##### Information provided
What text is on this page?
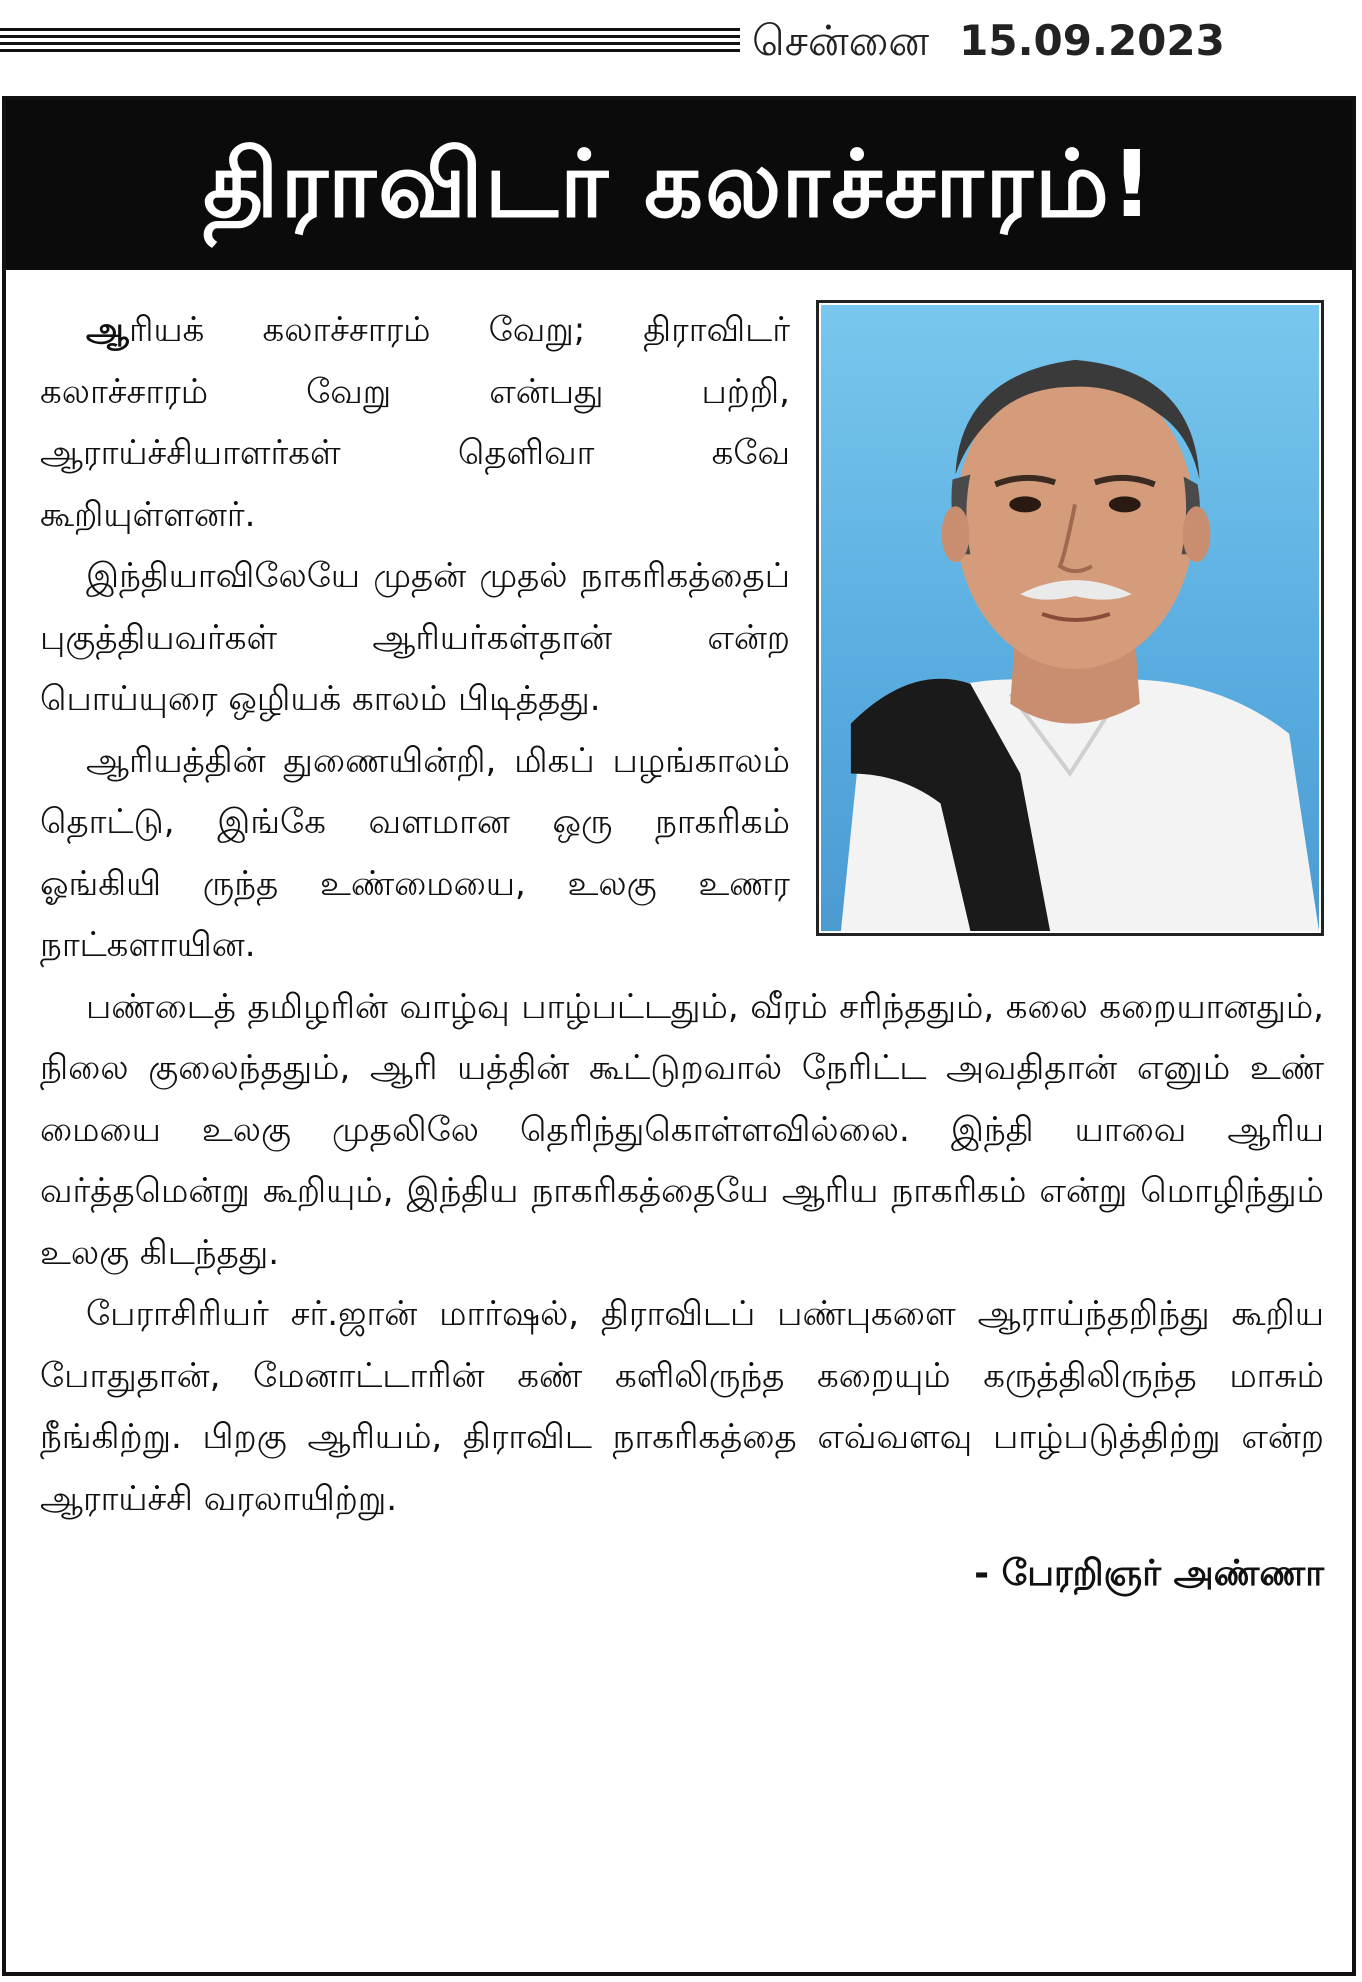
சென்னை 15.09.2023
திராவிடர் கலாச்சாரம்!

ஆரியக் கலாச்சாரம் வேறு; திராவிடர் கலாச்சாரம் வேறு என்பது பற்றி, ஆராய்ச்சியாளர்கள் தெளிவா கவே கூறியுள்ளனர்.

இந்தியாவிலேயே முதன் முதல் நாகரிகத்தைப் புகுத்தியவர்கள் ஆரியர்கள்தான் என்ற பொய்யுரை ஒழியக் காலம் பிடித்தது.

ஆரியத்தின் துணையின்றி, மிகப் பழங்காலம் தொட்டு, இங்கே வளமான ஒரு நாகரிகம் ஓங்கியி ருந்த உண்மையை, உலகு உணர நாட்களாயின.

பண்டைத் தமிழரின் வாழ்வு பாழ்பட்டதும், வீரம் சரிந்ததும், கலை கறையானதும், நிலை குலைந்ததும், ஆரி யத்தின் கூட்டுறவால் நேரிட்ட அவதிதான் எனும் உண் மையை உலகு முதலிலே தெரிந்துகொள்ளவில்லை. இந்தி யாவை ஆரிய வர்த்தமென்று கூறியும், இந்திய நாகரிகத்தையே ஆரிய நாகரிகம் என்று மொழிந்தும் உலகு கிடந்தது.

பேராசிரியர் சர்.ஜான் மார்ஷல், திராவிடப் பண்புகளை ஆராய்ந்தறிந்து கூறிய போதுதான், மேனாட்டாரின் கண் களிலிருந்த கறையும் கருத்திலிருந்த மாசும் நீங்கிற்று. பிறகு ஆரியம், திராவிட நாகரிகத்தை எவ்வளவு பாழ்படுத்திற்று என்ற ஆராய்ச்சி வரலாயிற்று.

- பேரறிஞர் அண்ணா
##########
##### Information provided
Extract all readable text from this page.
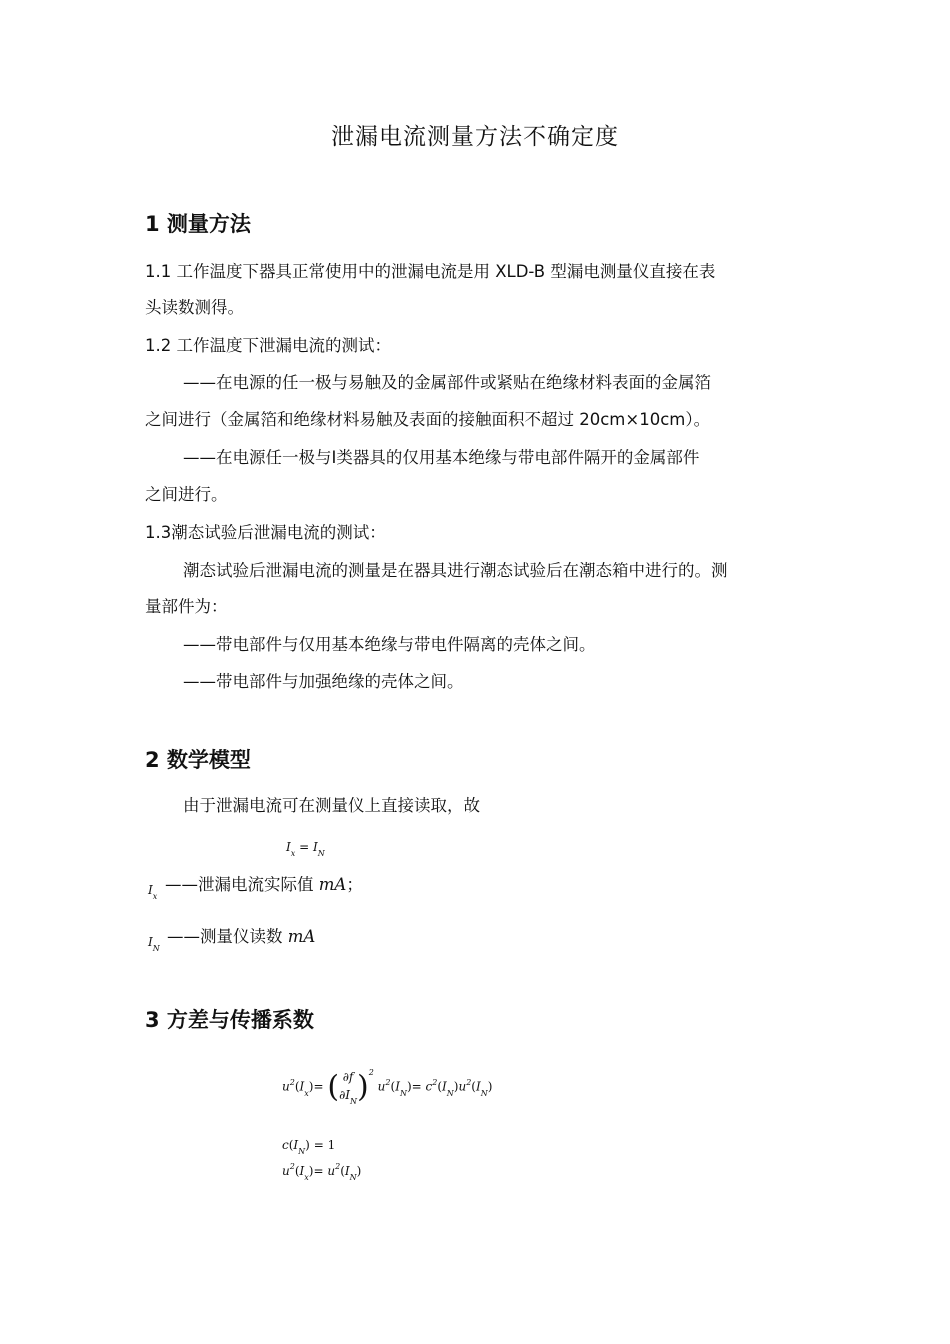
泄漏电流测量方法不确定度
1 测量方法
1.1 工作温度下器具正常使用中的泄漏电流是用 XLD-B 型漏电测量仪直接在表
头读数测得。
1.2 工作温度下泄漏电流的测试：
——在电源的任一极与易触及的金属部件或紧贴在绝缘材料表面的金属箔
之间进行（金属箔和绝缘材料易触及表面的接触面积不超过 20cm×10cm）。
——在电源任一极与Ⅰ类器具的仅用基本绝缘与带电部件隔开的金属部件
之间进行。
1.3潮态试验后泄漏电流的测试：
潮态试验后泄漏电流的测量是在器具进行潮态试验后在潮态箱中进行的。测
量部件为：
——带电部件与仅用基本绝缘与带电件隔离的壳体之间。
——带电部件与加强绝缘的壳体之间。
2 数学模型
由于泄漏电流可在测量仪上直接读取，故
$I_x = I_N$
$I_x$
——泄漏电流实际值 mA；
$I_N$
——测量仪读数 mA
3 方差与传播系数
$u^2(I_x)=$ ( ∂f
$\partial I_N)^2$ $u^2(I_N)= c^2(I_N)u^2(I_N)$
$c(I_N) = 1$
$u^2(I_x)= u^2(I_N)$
##########
##### Information provided
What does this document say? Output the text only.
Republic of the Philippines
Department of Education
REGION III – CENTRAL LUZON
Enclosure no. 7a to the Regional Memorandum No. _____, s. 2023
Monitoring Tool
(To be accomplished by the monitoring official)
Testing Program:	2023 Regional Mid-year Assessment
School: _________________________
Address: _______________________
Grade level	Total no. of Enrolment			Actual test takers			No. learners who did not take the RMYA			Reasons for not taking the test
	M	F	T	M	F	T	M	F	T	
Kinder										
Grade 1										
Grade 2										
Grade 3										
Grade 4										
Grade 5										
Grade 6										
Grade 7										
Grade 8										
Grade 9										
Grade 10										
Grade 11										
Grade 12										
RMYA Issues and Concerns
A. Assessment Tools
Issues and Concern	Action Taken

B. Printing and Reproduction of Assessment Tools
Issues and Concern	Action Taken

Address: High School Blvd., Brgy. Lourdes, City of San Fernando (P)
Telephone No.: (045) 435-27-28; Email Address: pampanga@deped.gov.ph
##########
• To be done:
Filter the entries above down to the lines containing the word "page".

• Right answer:
What text is on this page?
Extract all readable text from this page.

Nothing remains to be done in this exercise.